## TO BE DONE
Each of the entries should be retyped precisely as it appears.

## LISTED ENTRIES
************
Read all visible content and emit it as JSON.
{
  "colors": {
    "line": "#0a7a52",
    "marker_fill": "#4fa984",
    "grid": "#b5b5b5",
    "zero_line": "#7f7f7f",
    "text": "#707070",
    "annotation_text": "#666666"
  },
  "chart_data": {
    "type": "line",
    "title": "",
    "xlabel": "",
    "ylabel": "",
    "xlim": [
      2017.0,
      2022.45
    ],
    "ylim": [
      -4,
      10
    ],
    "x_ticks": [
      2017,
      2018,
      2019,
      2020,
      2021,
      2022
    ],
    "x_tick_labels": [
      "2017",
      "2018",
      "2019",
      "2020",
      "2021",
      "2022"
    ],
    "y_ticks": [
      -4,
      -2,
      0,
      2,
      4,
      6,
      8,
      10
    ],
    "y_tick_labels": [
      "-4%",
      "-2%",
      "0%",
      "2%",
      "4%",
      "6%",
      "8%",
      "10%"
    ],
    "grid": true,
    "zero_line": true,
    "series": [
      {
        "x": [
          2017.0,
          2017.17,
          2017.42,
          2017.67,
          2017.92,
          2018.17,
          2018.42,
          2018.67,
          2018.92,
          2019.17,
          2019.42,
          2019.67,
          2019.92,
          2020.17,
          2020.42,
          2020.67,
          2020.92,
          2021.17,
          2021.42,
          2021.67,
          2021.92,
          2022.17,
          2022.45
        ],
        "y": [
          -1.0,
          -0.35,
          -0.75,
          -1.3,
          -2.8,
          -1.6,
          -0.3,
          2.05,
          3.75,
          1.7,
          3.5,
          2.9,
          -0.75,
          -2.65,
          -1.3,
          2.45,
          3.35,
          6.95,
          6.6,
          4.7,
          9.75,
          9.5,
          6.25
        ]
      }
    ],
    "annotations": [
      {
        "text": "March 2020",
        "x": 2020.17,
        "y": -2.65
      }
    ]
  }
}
************
## TASK RESULT
Read all visible content and emit it as JSON.
{
  "colors": {
    "line": "#0a7a52",
    "marker_fill": "#4fa984",
    "grid": "#b5b5b5",
    "zero_line": "#7f7f7f",
    "text": "#707070",
    "annotation_text": "#666666"
  },
  "chart_data": {
    "type": "line",
    "title": "",
    "xlabel": "",
    "ylabel": "",
    "xlim": [
      2017.0,
      2022.45
    ],
    "ylim": [
      -4,
      10
    ],
    "x_ticks": [
      2017,
      2018,
      2019,
      2020,
      2021,
      2022
    ],
    "x_tick_labels": [
      "2017",
      "2018",
      "2019",
      "2020",
      "2021",
      "2022"
    ],
    "y_ticks": [
      -4,
      -2,
      0,
      2,
      4,
      6,
      8,
      10
    ],
    "y_tick_labels": [
      "-4%",
      "-2%",
      "0%",
      "2%",
      "4%",
      "6%",
      "8%",
      "10%"
    ],
    "grid": true,
    "zero_line": true,
    "series": [
      {
        "x": [
          2017.0,
          2017.17,
          2017.42,
          2017.67,
          2017.92,
          2018.17,
          2018.42,
          2018.67,
          2018.92,
          2019.17,
          2019.42,
          2019.67,
          2019.92,
          2020.17,
          2020.42,
          2020.67,
          2020.92,
          2021.17,
          2021.42,
          2021.67,
          2021.92,
          2022.17,
          2022.45
        ],
        "y": [
          -1.0,
          -0.35,
          -0.75,
          -1.3,
          -2.8,
          -1.6,
          -0.3,
          2.05,
          3.75,
          1.7,
          3.5,
          2.9,
          -0.75,
          -2.65,
          -1.3,
          2.45,
          3.35,
          6.95,
          6.6,
          4.7,
          9.75,
          9.5,
          6.25
        ]
      }
    ],
    "annotations": [
      {
        "text": "March 2020",
        "x": 2020.17,
        "y": -2.65
      }
    ]
  }
}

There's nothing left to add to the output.